WHAT YOU HAVE TO DO:
Every line below is to be copied exactly, with the pictures left out.

····················

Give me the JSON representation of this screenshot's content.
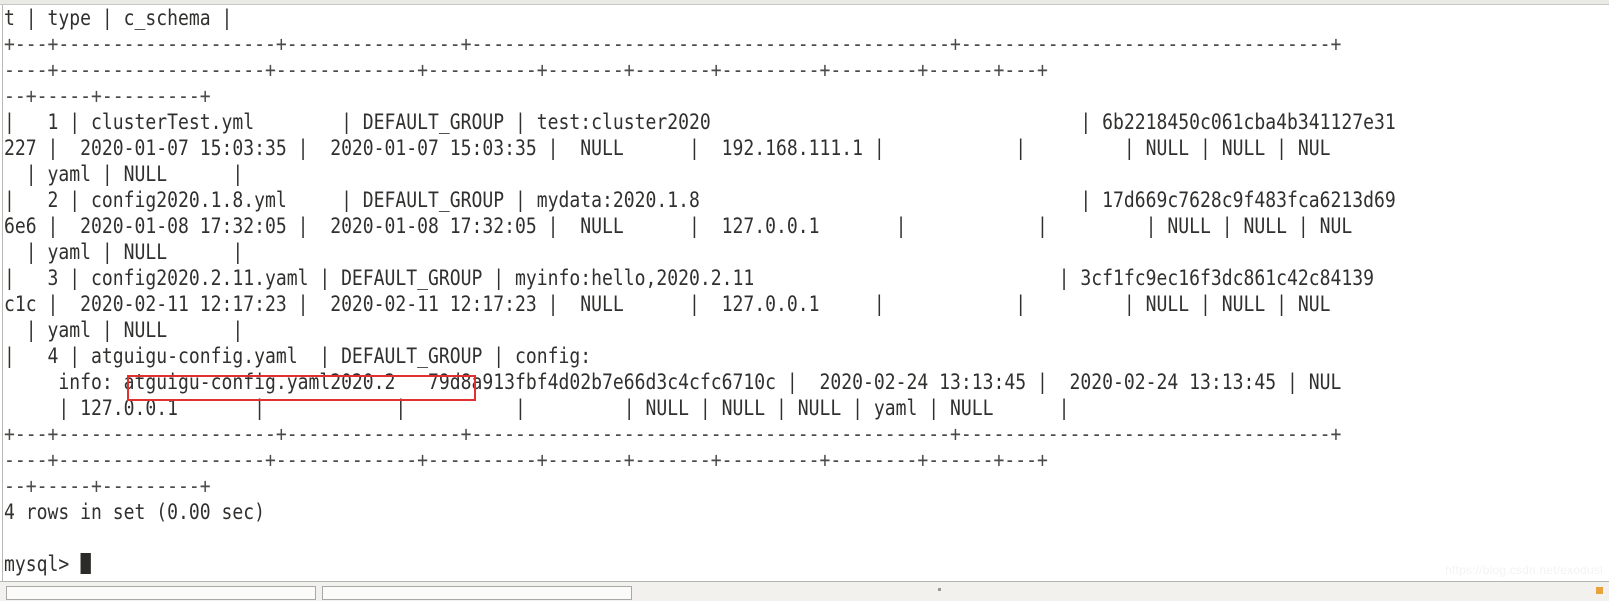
{
  "window": {
    "type": "terminal",
    "application": "mysql-client",
    "background_color": "#ffffff",
    "text_color": "#30302f"
  },
  "terminal": {
    "prompt": "mysql> ",
    "result_line": "4 rows in set (0.00 sec)",
    "lines": [
      "t | type | c_schema |",
      "+---+--------------------+----------------+--------------------------------------------+----------------------------------+",
      "----+-------------------+-------------+----------+-------+-------+---------+--------+------+---+",
      "--+-----+---------+",
      "|   1 | clusterTest.yml        | DEFAULT_GROUP | test:cluster2020                                  | 6b2218450c061cba4b341127e31",
      "227 |  2020-01-07 15:03:35 |  2020-01-07 15:03:35 |  NULL      |  192.168.111.1 |            |         | NULL | NULL | NUL",
      "  | yaml | NULL      |",
      "|   2 | config2020.1.8.yml     | DEFAULT_GROUP | mydata:2020.1.8                                   | 17d669c7628c9f483fca6213d69",
      "6e6 |  2020-01-08 17:32:05 |  2020-01-08 17:32:05 |  NULL      |  127.0.0.1       |            |         | NULL | NULL | NUL",
      "  | yaml | NULL      |",
      "|   3 | config2020.2.11.yaml | DEFAULT_GROUP | myinfo:hello,2020.2.11                            | 3cf1fc9ec16f3dc861c42c84139",
      "c1c |  2020-02-11 12:17:23 |  2020-02-11 12:17:23 |  NULL      |  127.0.0.1     |            |         | NULL | NULL | NUL",
      "  | yaml | NULL      |",
      "|   4 | atguigu-config.yaml  | DEFAULT_GROUP | config:",
      "     info: atguigu-config.yaml2020.2   79d8a913fbf4d02b7e66d3c4cfc6710c |  2020-02-24 13:13:45 |  2020-02-24 13:13:45 | NUL",
      "     | 127.0.0.1       |            |          |         | NULL | NULL | NULL | yaml | NULL      |",
      "+---+--------------------+----------------+--------------------------------------------+----------------------------------+",
      "----+-------------------+-------------+----------+-------+-------+---------+--------+------+---+",
      "--+-----+---------+",
      "4 rows in set (0.00 sec)",
      "",
      "mysql> "
    ]
  },
  "table": {
    "visible_headers": [
      "t",
      "type",
      "c_schema"
    ],
    "row_count": 4,
    "rows": [
      {
        "id": "1",
        "data_id": "clusterTest.yml",
        "group_id": "DEFAULT_GROUP",
        "content": "test:cluster2020",
        "md5": "6b2218450c061cba4b341127e31227",
        "gmt_create": "2020-01-07 15:03:35",
        "gmt_modified": "2020-01-07 15:03:35",
        "src_user": "NULL",
        "src_ip": "192.168.111.1",
        "app_name": "",
        "tenant_id": "",
        "c_desc": "NULL",
        "c_use": "NULL",
        "effect": "NULL",
        "type": "yaml",
        "c_schema": "NULL"
      },
      {
        "id": "2",
        "data_id": "config2020.1.8.yml",
        "group_id": "DEFAULT_GROUP",
        "content": "mydata:2020.1.8",
        "md5": "17d669c7628c9f483fca6213d696e6",
        "gmt_create": "2020-01-08 17:32:05",
        "gmt_modified": "2020-01-08 17:32:05",
        "src_user": "NULL",
        "src_ip": "127.0.0.1",
        "app_name": "",
        "tenant_id": "",
        "c_desc": "NULL",
        "c_use": "NULL",
        "effect": "NULL",
        "type": "yaml",
        "c_schema": "NULL"
      },
      {
        "id": "3",
        "data_id": "config2020.2.11.yaml",
        "group_id": "DEFAULT_GROUP",
        "content": "myinfo:hello,2020.2.11",
        "md5": "3cf1fc9ec16f3dc861c42c84139c1c",
        "gmt_create": "2020-02-11 12:17:23",
        "gmt_modified": "2020-02-11 12:17:23",
        "src_user": "NULL",
        "src_ip": "127.0.0.1",
        "app_name": "",
        "tenant_id": "",
        "c_desc": "NULL",
        "c_use": "NULL",
        "effect": "NULL",
        "type": "yaml",
        "c_schema": "NULL"
      },
      {
        "id": "4",
        "data_id": "atguigu-config.yaml",
        "group_id": "DEFAULT_GROUP",
        "content": "config:\n     info: atguigu-config.yaml2020.2",
        "md5": "79d8a913fbf4d02b7e66d3c4cfc6710c",
        "gmt_create": "2020-02-24 13:13:45",
        "gmt_modified": "2020-02-24 13:13:45",
        "src_user": "NULL",
        "src_ip": "127.0.0.1",
        "app_name": "",
        "tenant_id": "",
        "c_desc": "NULL",
        "c_use": "NULL",
        "effect": "NULL",
        "type": "yaml",
        "c_schema": "NULL"
      }
    ]
  },
  "annotation": {
    "type": "rectangle-highlight",
    "color": "#e03030",
    "target_text": "atguigu-config.yaml2020.2"
  },
  "watermark": {
    "text": "https://blog.csdn.net/exodusl"
  },
  "taskbar": {
    "visible": true,
    "items": [
      "",
      ""
    ]
  }
}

····················

EXPECTED OUTPUT:
Give me the JSON representation of this screenshot's content.
{
  "window": {
    "type": "terminal",
    "application": "mysql-client",
    "background_color": "#ffffff",
    "text_color": "#30302f"
  },
  "terminal": {
    "prompt": "mysql> ",
    "result_line": "4 rows in set (0.00 sec)",
    "lines": [
      "t | type | c_schema |",
      "+---+--------------------+----------------+--------------------------------------------+----------------------------------+",
      "----+-------------------+-------------+----------+-------+-------+---------+--------+------+---+",
      "--+-----+---------+",
      "|   1 | clusterTest.yml        | DEFAULT_GROUP | test:cluster2020                                  | 6b2218450c061cba4b341127e31",
      "227 |  2020-01-07 15:03:35 |  2020-01-07 15:03:35 |  NULL      |  192.168.111.1 |            |         | NULL | NULL | NUL",
      "  | yaml | NULL      |",
      "|   2 | config2020.1.8.yml     | DEFAULT_GROUP | mydata:2020.1.8                                   | 17d669c7628c9f483fca6213d69",
      "6e6 |  2020-01-08 17:32:05 |  2020-01-08 17:32:05 |  NULL      |  127.0.0.1       |            |         | NULL | NULL | NUL",
      "  | yaml | NULL      |",
      "|   3 | config2020.2.11.yaml | DEFAULT_GROUP | myinfo:hello,2020.2.11                            | 3cf1fc9ec16f3dc861c42c84139",
      "c1c |  2020-02-11 12:17:23 |  2020-02-11 12:17:23 |  NULL      |  127.0.0.1     |            |         | NULL | NULL | NUL",
      "  | yaml | NULL      |",
      "|   4 | atguigu-config.yaml  | DEFAULT_GROUP | config:",
      "     info: atguigu-config.yaml2020.2   79d8a913fbf4d02b7e66d3c4cfc6710c |  2020-02-24 13:13:45 |  2020-02-24 13:13:45 | NUL",
      "     | 127.0.0.1       |            |          |         | NULL | NULL | NULL | yaml | NULL      |",
      "+---+--------------------+----------------+--------------------------------------------+----------------------------------+",
      "----+-------------------+-------------+----------+-------+-------+---------+--------+------+---+",
      "--+-----+---------+",
      "4 rows in set (0.00 sec)",
      "",
      "mysql> "
    ]
  },
  "table": {
    "visible_headers": [
      "t",
      "type",
      "c_schema"
    ],
    "row_count": 4,
    "rows": [
      {
        "id": "1",
        "data_id": "clusterTest.yml",
        "group_id": "DEFAULT_GROUP",
        "content": "test:cluster2020",
        "md5": "6b2218450c061cba4b341127e31227",
        "gmt_create": "2020-01-07 15:03:35",
        "gmt_modified": "2020-01-07 15:03:35",
        "src_user": "NULL",
        "src_ip": "192.168.111.1",
        "app_name": "",
        "tenant_id": "",
        "c_desc": "NULL",
        "c_use": "NULL",
        "effect": "NULL",
        "type": "yaml",
        "c_schema": "NULL"
      },
      {
        "id": "2",
        "data_id": "config2020.1.8.yml",
        "group_id": "DEFAULT_GROUP",
        "content": "mydata:2020.1.8",
        "md5": "17d669c7628c9f483fca6213d696e6",
        "gmt_create": "2020-01-08 17:32:05",
        "gmt_modified": "2020-01-08 17:32:05",
        "src_user": "NULL",
        "src_ip": "127.0.0.1",
        "app_name": "",
        "tenant_id": "",
        "c_desc": "NULL",
        "c_use": "NULL",
        "effect": "NULL",
        "type": "yaml",
        "c_schema": "NULL"
      },
      {
        "id": "3",
        "data_id": "config2020.2.11.yaml",
        "group_id": "DEFAULT_GROUP",
        "content": "myinfo:hello,2020.2.11",
        "md5": "3cf1fc9ec16f3dc861c42c84139c1c",
        "gmt_create": "2020-02-11 12:17:23",
        "gmt_modified": "2020-02-11 12:17:23",
        "src_user": "NULL",
        "src_ip": "127.0.0.1",
        "app_name": "",
        "tenant_id": "",
        "c_desc": "NULL",
        "c_use": "NULL",
        "effect": "NULL",
        "type": "yaml",
        "c_schema": "NULL"
      },
      {
        "id": "4",
        "data_id": "atguigu-config.yaml",
        "group_id": "DEFAULT_GROUP",
        "content": "config:\n     info: atguigu-config.yaml2020.2",
        "md5": "79d8a913fbf4d02b7e66d3c4cfc6710c",
        "gmt_create": "2020-02-24 13:13:45",
        "gmt_modified": "2020-02-24 13:13:45",
        "src_user": "NULL",
        "src_ip": "127.0.0.1",
        "app_name": "",
        "tenant_id": "",
        "c_desc": "NULL",
        "c_use": "NULL",
        "effect": "NULL",
        "type": "yaml",
        "c_schema": "NULL"
      }
    ]
  },
  "annotation": {
    "type": "rectangle-highlight",
    "color": "#e03030",
    "target_text": "atguigu-config.yaml2020.2"
  },
  "watermark": {
    "text": "https://blog.csdn.net/exodusl"
  },
  "taskbar": {
    "visible": true,
    "items": [
      "",
      ""
    ]
  }
}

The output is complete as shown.